Set task ▸
Repeat, without any change, the entries presented below.

================

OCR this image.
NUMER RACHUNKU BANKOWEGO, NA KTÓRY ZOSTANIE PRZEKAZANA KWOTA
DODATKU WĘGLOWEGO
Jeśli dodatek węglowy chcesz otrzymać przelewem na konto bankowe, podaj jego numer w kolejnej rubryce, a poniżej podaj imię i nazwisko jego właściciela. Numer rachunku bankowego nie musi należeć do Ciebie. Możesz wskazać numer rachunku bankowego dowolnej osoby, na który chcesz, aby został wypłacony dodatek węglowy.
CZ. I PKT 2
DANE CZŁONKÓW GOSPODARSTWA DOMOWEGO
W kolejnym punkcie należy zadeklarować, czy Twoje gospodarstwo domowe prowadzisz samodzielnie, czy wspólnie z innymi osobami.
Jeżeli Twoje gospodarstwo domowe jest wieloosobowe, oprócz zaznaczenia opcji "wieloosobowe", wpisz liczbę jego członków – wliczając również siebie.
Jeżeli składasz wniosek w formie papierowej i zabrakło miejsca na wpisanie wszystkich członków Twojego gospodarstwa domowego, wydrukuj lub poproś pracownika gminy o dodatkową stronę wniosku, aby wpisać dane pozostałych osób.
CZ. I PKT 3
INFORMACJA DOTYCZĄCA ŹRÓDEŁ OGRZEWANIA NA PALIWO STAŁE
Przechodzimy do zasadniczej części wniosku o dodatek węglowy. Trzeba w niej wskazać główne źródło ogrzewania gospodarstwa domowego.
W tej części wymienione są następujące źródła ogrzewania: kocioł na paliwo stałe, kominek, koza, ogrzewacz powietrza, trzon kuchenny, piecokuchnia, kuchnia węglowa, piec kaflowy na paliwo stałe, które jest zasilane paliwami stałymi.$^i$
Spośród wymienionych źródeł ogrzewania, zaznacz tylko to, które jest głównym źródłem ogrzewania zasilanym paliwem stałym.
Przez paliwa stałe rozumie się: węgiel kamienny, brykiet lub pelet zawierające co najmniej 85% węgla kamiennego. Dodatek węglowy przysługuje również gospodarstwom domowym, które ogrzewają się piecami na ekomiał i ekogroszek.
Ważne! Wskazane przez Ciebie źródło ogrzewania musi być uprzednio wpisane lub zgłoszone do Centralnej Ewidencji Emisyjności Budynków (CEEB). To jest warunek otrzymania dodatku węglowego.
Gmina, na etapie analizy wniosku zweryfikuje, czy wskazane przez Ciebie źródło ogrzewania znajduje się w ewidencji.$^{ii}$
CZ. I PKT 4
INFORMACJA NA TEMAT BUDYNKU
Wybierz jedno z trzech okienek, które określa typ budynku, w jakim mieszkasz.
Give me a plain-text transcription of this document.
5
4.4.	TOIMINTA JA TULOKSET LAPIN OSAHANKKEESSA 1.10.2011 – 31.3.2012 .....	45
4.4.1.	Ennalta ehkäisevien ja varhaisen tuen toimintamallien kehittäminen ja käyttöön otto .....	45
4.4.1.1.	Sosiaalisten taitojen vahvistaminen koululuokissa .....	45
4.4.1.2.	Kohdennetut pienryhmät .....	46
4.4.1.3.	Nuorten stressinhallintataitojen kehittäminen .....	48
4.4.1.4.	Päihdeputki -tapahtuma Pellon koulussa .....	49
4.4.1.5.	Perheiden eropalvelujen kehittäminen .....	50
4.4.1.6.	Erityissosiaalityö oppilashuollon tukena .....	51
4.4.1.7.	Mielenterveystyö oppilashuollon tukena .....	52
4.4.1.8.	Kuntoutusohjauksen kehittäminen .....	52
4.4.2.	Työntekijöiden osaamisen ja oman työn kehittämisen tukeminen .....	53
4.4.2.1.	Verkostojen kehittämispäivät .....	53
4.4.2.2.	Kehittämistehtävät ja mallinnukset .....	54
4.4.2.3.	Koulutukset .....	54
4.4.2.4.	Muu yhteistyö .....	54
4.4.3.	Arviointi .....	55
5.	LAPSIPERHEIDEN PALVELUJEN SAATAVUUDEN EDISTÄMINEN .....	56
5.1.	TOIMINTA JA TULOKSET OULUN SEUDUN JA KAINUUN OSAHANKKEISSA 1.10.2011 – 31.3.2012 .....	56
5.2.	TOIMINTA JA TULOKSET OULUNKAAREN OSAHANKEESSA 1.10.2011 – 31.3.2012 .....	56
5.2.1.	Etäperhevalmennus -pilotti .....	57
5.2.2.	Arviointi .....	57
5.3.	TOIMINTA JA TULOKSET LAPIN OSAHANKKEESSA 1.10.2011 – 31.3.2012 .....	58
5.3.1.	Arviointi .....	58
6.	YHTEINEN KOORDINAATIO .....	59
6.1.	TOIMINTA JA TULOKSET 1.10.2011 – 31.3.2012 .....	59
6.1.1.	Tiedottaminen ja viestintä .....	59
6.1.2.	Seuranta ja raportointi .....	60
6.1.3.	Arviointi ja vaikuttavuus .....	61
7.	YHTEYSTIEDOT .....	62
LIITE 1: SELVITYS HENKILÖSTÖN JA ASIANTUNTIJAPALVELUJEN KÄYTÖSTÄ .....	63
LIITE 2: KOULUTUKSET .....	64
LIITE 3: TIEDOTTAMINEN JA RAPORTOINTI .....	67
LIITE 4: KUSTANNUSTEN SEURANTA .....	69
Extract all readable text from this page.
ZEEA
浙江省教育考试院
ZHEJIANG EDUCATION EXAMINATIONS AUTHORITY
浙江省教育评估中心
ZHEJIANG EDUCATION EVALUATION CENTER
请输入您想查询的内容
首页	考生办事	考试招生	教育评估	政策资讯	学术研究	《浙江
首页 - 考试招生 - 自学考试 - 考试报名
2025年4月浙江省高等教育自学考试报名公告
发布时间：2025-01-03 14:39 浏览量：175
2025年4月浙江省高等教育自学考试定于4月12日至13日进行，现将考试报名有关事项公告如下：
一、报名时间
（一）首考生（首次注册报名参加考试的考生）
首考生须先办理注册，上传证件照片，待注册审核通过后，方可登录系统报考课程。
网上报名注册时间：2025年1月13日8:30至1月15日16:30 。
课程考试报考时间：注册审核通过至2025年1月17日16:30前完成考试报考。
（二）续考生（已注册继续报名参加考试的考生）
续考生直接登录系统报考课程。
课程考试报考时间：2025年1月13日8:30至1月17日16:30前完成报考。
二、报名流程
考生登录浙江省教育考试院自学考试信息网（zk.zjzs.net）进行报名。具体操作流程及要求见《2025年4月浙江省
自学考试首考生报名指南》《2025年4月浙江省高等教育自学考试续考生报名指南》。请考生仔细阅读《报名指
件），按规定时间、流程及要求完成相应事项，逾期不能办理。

================

Result ▸
OCR this image.
NUMER RACHUNKU BANKOWEGO, NA KTÓRY ZOSTANIE PRZEKAZANA KWOTA
DODATKU WĘGLOWEGO
Jeśli dodatek węglowy chcesz otrzymać przelewem na konto bankowe, podaj jego numer w kolejnej rubryce, a poniżej podaj imię i nazwisko jego właściciela. Numer rachunku bankowego nie musi należeć do Ciebie. Możesz wskazać numer rachunku bankowego dowolnej osoby, na który chcesz, aby został wypłacony dodatek węglowy.
CZ. I PKT 2
DANE CZŁONKÓW GOSPODARSTWA DOMOWEGO
W kolejnym punkcie należy zadeklarować, czy Twoje gospodarstwo domowe prowadzisz samodzielnie, czy wspólnie z innymi osobami.
Jeżeli Twoje gospodarstwo domowe jest wieloosobowe, oprócz zaznaczenia opcji "wieloosobowe", wpisz liczbę jego członków – wliczając również siebie.
Jeżeli składasz wniosek w formie papierowej i zabrakło miejsca na wpisanie wszystkich członków Twojego gospodarstwa domowego, wydrukuj lub poproś pracownika gminy o dodatkową stronę wniosku, aby wpisać dane pozostałych osób.
CZ. I PKT 3
INFORMACJA DOTYCZĄCA ŹRÓDEŁ OGRZEWANIA NA PALIWO STAŁE
Przechodzimy do zasadniczej części wniosku o dodatek węglowy. Trzeba w niej wskazać główne źródło ogrzewania gospodarstwa domowego.
W tej części wymienione są następujące źródła ogrzewania: kocioł na paliwo stałe, kominek, koza, ogrzewacz powietrza, trzon kuchenny, piecokuchnia, kuchnia węglowa, piec kaflowy na paliwo stałe, które jest zasilane paliwami stałymi.$^i$
Spośród wymienionych źródeł ogrzewania, zaznacz tylko to, które jest głównym źródłem ogrzewania zasilanym paliwem stałym.
Przez paliwa stałe rozumie się: węgiel kamienny, brykiet lub pelet zawierające co najmniej 85% węgla kamiennego. Dodatek węglowy przysługuje również gospodarstwom domowym, które ogrzewają się piecami na ekomiał i ekogroszek.
Ważne! Wskazane przez Ciebie źródło ogrzewania musi być uprzednio wpisane lub zgłoszone do Centralnej Ewidencji Emisyjności Budynków (CEEB). To jest warunek otrzymania dodatku węglowego.
Gmina, na etapie analizy wniosku zweryfikuje, czy wskazane przez Ciebie źródło ogrzewania znajduje się w ewidencji.$^{ii}$
CZ. I PKT 4
INFORMACJA NA TEMAT BUDYNKU
Wybierz jedno z trzech okienek, które określa typ budynku, w jakim mieszkasz.
Give me a plain-text transcription of this document.
5
4.4.	TOIMINTA JA TULOKSET LAPIN OSAHANKKEESSA 1.10.2011 – 31.3.2012 .....	45
4.4.1.	Ennalta ehkäisevien ja varhaisen tuen toimintamallien kehittäminen ja käyttöön otto .....	45
4.4.1.1.	Sosiaalisten taitojen vahvistaminen koululuokissa .....	45
4.4.1.2.	Kohdennetut pienryhmät .....	46
4.4.1.3.	Nuorten stressinhallintataitojen kehittäminen .....	48
4.4.1.4.	Päihdeputki -tapahtuma Pellon koulussa .....	49
4.4.1.5.	Perheiden eropalvelujen kehittäminen .....	50
4.4.1.6.	Erityissosiaalityö oppilashuollon tukena .....	51
4.4.1.7.	Mielenterveystyö oppilashuollon tukena .....	52
4.4.1.8.	Kuntoutusohjauksen kehittäminen .....	52
4.4.2.	Työntekijöiden osaamisen ja oman työn kehittämisen tukeminen .....	53
4.4.2.1.	Verkostojen kehittämispäivät .....	53
4.4.2.2.	Kehittämistehtävät ja mallinnukset .....	54
4.4.2.3.	Koulutukset .....	54
4.4.2.4.	Muu yhteistyö .....	54
4.4.3.	Arviointi .....	55
5.	LAPSIPERHEIDEN PALVELUJEN SAATAVUUDEN EDISTÄMINEN .....	56
5.1.	TOIMINTA JA TULOKSET OULUN SEUDUN JA KAINUUN OSAHANKKEISSA 1.10.2011 – 31.3.2012 .....	56
5.2.	TOIMINTA JA TULOKSET OULUNKAAREN OSAHANKEESSA 1.10.2011 – 31.3.2012 .....	56
5.2.1.	Etäperhevalmennus -pilotti .....	57
5.2.2.	Arviointi .....	57
5.3.	TOIMINTA JA TULOKSET LAPIN OSAHANKKEESSA 1.10.2011 – 31.3.2012 .....	58
5.3.1.	Arviointi .....	58
6.	YHTEINEN KOORDINAATIO .....	59
6.1.	TOIMINTA JA TULOKSET 1.10.2011 – 31.3.2012 .....	59
6.1.1.	Tiedottaminen ja viestintä .....	59
6.1.2.	Seuranta ja raportointi .....	60
6.1.3.	Arviointi ja vaikuttavuus .....	61
7.	YHTEYSTIEDOT .....	62
LIITE 1: SELVITYS HENKILÖSTÖN JA ASIANTUNTIJAPALVELUJEN KÄYTÖSTÄ .....	63
LIITE 2: KOULUTUKSET .....	64
LIITE 3: TIEDOTTAMINEN JA RAPORTOINTI .....	67
LIITE 4: KUSTANNUSTEN SEURANTA .....	69
Extract all readable text from this page.
ZEEA
浙江省教育考试院
ZHEJIANG EDUCATION EXAMINATIONS AUTHORITY
浙江省教育评估中心
ZHEJIANG EDUCATION EVALUATION CENTER
请输入您想查询的内容
首页	考生办事	考试招生	教育评估	政策资讯	学术研究	《浙江
首页 - 考试招生 - 自学考试 - 考试报名
2025年4月浙江省高等教育自学考试报名公告
发布时间：2025-01-03 14:39 浏览量：175
2025年4月浙江省高等教育自学考试定于4月12日至13日进行，现将考试报名有关事项公告如下：
一、报名时间
（一）首考生（首次注册报名参加考试的考生）
首考生须先办理注册，上传证件照片，待注册审核通过后，方可登录系统报考课程。
网上报名注册时间：2025年1月13日8:30至1月15日16:30 。
课程考试报考时间：注册审核通过至2025年1月17日16:30前完成考试报考。
（二）续考生（已注册继续报名参加考试的考生）
续考生直接登录系统报考课程。
课程考试报考时间：2025年1月13日8:30至1月17日16:30前完成报考。
二、报名流程
考生登录浙江省教育考试院自学考试信息网（zk.zjzs.net）进行报名。具体操作流程及要求见《2025年4月浙江省
自学考试首考生报名指南》《2025年4月浙江省高等教育自学考试续考生报名指南》。请考生仔细阅读《报名指
件），按规定时间、流程及要求完成相应事项，逾期不能办理。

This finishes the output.